(Stored items)

>> BEGIN

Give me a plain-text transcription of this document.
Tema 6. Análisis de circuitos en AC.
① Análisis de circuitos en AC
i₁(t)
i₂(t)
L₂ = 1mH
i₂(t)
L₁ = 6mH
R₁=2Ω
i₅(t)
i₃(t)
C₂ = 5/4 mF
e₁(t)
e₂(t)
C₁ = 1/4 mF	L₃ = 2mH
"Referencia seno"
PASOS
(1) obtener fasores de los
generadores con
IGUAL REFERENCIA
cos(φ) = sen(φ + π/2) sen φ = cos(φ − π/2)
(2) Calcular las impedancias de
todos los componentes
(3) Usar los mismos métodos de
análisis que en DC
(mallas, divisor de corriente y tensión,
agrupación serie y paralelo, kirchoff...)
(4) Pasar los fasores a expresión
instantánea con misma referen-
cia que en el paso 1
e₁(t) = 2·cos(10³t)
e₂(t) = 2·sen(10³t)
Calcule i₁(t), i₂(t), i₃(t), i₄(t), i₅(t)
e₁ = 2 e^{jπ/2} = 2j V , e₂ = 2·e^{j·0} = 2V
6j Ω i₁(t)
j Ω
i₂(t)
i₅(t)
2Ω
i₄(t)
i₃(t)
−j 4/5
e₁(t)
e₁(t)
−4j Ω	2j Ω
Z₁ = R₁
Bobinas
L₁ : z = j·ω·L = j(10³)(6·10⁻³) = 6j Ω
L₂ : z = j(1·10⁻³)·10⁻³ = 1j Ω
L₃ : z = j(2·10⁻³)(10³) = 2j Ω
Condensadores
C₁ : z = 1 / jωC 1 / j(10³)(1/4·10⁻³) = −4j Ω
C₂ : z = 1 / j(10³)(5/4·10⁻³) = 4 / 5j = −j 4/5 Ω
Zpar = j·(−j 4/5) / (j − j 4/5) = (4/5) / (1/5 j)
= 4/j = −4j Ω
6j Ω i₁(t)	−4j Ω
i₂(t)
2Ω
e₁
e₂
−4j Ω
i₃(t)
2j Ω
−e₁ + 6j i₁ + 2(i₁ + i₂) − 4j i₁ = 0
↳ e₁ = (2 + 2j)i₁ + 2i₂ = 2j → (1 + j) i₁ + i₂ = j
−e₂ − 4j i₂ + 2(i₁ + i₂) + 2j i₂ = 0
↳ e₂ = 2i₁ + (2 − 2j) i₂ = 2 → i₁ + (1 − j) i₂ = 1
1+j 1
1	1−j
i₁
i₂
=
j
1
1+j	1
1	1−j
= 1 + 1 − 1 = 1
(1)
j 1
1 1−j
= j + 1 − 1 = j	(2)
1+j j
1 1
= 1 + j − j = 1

>> END

Direction:
Show all lines above holding "circuitos".

Response to this exercise:
Tema 6. Análisis de circuitos en AC.
① Análisis de circuitos en AC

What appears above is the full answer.